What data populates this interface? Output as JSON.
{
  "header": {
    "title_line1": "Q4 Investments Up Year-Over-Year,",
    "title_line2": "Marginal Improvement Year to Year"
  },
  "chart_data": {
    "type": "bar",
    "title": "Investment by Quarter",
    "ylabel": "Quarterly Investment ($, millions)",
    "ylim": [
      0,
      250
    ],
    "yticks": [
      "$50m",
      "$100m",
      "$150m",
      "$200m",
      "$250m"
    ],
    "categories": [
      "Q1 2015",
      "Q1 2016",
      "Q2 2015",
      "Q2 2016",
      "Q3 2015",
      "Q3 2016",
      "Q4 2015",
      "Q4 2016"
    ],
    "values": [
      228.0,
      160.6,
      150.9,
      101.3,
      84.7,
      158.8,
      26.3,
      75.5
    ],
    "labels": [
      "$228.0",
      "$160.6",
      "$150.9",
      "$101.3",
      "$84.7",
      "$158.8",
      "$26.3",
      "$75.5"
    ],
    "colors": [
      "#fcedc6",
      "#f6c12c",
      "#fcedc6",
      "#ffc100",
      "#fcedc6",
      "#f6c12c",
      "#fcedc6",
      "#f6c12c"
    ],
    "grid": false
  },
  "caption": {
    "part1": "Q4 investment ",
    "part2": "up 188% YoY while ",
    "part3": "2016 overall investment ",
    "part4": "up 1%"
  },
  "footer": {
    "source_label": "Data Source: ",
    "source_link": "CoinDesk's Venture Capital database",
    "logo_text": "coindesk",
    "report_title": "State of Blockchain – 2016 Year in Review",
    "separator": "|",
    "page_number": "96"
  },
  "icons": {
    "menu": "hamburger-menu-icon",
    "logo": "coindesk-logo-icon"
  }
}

--

* [What you will do]:
Which lines of the data include "Year"? Copy each of them.

* [Solution for this exercise]:
    "title_line1": "Q4 Investments Up Year-Over-Year,",
    "title_line2": "Marginal Improvement Year to Year"
    "report_title": "State of Blockchain – 2016 Year in Review",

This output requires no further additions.